* WHAT IS REQUIRED *
Exactly as written, transcribe the lines that run from the one containing "Give me the" to the end of the records below.

>> begin EXERCISE MATERIALS

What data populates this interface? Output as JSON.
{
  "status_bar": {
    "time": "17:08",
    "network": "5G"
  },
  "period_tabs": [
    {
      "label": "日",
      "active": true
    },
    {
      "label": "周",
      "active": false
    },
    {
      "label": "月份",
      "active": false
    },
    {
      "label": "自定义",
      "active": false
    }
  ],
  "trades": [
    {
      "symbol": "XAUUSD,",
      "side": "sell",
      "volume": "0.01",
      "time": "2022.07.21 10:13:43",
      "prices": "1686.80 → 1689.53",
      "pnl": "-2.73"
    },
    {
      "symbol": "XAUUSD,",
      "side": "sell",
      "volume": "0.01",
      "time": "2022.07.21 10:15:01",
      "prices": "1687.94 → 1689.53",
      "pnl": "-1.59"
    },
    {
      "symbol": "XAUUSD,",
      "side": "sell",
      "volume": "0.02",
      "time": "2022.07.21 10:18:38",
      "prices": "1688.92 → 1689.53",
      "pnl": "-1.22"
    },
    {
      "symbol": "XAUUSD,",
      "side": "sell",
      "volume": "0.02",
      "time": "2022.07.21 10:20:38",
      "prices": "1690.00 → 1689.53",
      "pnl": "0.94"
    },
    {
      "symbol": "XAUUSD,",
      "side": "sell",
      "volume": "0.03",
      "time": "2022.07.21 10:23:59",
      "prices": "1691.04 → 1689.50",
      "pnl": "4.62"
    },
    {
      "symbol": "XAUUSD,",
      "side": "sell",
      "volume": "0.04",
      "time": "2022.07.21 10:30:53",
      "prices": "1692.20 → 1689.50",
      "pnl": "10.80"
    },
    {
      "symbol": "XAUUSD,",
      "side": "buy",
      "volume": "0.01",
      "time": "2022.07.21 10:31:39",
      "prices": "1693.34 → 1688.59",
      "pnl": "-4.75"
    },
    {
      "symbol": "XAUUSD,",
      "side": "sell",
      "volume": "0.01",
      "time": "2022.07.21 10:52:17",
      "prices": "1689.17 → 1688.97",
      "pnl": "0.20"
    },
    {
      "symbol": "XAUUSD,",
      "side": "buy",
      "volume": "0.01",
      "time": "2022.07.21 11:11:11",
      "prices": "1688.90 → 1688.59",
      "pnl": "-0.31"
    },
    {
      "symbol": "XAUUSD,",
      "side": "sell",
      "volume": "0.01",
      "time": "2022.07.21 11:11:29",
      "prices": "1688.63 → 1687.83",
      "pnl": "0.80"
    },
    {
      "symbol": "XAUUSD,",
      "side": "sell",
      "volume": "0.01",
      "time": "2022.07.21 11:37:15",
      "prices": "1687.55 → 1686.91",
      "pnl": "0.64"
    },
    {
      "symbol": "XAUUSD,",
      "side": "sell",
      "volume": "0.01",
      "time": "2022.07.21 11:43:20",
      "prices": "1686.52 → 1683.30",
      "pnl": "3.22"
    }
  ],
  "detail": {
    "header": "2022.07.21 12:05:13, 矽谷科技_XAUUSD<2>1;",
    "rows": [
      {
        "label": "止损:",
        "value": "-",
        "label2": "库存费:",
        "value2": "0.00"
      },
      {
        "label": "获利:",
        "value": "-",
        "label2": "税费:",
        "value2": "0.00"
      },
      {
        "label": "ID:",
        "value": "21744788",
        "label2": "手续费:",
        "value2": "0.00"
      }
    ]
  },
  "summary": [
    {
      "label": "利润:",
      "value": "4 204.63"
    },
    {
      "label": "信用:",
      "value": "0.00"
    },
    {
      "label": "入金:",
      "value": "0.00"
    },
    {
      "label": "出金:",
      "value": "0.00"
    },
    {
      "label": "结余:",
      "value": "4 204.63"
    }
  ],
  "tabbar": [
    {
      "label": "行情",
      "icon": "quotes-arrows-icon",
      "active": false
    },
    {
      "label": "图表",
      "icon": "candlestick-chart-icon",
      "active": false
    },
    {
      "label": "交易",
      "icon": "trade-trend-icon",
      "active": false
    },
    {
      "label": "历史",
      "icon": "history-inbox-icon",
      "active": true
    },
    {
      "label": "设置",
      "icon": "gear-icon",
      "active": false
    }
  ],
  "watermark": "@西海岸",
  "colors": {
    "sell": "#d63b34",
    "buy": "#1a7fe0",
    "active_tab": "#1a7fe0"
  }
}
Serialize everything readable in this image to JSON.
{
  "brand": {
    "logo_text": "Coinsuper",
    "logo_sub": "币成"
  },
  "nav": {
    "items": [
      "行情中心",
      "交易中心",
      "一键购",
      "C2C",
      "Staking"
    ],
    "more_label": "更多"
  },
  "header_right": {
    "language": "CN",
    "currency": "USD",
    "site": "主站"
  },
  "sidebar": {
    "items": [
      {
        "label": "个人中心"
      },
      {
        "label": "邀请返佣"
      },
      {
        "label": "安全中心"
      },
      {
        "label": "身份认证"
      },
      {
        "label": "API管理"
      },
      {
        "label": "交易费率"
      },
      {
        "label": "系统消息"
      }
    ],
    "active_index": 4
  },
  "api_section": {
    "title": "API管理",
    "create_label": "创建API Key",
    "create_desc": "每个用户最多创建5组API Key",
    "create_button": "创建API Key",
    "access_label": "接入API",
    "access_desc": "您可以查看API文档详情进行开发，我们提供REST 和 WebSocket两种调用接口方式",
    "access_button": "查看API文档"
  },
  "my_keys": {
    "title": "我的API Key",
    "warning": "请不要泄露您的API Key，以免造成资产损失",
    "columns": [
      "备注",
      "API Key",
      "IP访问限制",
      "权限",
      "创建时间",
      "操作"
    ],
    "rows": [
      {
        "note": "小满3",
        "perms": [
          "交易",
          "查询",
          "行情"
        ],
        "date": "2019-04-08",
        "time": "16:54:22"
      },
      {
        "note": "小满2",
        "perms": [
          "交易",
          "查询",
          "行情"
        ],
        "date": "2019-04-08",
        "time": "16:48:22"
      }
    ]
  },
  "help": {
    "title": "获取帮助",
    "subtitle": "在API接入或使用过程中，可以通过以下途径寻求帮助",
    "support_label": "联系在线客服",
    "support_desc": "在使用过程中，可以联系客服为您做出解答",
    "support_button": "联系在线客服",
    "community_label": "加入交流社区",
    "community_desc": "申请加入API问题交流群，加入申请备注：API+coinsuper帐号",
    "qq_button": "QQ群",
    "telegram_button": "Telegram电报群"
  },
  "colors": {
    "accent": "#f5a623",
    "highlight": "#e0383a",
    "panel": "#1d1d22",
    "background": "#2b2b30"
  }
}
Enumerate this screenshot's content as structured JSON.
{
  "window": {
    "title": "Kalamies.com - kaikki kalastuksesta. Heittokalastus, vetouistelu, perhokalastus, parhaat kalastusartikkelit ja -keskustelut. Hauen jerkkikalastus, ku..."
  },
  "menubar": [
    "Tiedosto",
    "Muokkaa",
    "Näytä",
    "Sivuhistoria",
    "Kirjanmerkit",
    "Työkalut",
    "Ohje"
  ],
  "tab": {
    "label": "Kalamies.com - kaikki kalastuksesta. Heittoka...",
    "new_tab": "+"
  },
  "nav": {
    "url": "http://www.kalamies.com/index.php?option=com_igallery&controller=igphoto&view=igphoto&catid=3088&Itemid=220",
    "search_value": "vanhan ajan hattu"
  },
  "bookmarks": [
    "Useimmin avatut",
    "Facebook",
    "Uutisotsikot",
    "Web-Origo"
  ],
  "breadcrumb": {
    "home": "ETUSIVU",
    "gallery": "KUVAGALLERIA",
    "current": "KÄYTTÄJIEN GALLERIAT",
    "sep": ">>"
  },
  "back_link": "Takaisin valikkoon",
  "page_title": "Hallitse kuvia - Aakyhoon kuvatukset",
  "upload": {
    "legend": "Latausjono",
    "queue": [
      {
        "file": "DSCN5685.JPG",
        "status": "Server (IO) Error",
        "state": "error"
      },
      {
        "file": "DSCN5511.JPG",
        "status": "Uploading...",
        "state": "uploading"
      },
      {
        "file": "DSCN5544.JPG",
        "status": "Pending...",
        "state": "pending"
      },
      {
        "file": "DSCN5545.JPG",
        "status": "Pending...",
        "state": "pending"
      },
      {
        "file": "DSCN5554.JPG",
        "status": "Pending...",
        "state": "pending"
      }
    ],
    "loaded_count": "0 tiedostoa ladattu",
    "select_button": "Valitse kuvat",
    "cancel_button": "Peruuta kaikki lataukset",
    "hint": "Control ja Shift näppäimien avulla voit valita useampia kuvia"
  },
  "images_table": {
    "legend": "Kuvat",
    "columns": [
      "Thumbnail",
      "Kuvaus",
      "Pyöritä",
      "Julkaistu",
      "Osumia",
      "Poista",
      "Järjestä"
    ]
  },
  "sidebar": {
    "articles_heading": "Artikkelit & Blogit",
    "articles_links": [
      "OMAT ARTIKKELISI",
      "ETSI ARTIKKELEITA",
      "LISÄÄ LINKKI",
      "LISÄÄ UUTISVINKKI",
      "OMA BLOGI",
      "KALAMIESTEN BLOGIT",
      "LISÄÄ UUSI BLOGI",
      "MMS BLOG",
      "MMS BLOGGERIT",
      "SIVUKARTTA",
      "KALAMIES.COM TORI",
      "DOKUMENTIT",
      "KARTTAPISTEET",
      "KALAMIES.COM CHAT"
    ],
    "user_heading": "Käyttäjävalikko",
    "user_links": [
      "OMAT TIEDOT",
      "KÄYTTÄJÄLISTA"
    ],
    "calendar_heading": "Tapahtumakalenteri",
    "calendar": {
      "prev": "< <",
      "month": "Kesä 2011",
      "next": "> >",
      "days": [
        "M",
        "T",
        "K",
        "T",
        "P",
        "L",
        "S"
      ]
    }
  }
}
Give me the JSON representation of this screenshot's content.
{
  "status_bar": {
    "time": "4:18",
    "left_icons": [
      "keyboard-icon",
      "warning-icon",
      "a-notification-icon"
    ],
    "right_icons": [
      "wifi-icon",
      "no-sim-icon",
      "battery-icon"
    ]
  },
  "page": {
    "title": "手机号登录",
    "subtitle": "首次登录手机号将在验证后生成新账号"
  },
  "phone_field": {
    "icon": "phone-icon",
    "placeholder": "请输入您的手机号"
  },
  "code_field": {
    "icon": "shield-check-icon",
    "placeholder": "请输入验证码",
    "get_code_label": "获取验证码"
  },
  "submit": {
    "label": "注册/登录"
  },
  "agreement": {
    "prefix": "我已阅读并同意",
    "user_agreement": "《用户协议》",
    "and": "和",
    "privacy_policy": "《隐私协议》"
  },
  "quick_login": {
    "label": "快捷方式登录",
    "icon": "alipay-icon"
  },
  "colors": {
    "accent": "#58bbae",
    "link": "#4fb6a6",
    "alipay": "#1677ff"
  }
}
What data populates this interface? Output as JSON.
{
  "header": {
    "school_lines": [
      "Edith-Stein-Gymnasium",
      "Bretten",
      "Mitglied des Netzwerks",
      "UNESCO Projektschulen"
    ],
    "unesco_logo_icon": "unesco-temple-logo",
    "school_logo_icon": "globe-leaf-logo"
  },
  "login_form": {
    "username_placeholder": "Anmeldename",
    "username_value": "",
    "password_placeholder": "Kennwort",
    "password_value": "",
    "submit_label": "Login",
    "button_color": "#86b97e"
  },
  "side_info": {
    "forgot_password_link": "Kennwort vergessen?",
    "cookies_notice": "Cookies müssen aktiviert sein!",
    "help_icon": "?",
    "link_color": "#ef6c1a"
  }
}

>> end EXERCISE MATERIALS

* REPLY TO THE TASK *
Give me the JSON representation of this screenshot's content.
{
  "status_bar": {
    "time": "4:18",
    "left_icons": [
      "keyboard-icon",
      "warning-icon",
      "a-notification-icon"
    ],
    "right_icons": [
      "wifi-icon",
      "no-sim-icon",
      "battery-icon"
    ]
  },
  "page": {
    "title": "手机号登录",
    "subtitle": "首次登录手机号将在验证后生成新账号"
  },
  "phone_field": {
    "icon": "phone-icon",
    "placeholder": "请输入您的手机号"
  },
  "code_field": {
    "icon": "shield-check-icon",
    "placeholder": "请输入验证码",
    "get_code_label": "获取验证码"
  },
  "submit": {
    "label": "注册/登录"
  },
  "agreement": {
    "prefix": "我已阅读并同意",
    "user_agreement": "《用户协议》",
    "and": "和",
    "privacy_policy": "《隐私协议》"
  },
  "quick_login": {
    "label": "快捷方式登录",
    "icon": "alipay-icon"
  },
  "colors": {
    "accent": "#58bbae",
    "link": "#4fb6a6",
    "alipay": "#1677ff"
  }
}
What data populates this interface? Output as JSON.
{
  "header": {
    "school_lines": [
      "Edith-Stein-Gymnasium",
      "Bretten",
      "Mitglied des Netzwerks",
      "UNESCO Projektschulen"
    ],
    "unesco_logo_icon": "unesco-temple-logo",
    "school_logo_icon": "globe-leaf-logo"
  },
  "login_form": {
    "username_placeholder": "Anmeldename",
    "username_value": "",
    "password_placeholder": "Kennwort",
    "password_value": "",
    "submit_label": "Login",
    "button_color": "#86b97e"
  },
  "side_info": {
    "forgot_password_link": "Kennwort vergessen?",
    "cookies_notice": "Cookies müssen aktiviert sein!",
    "help_icon": "?",
    "link_color": "#ef6c1a"
  }
}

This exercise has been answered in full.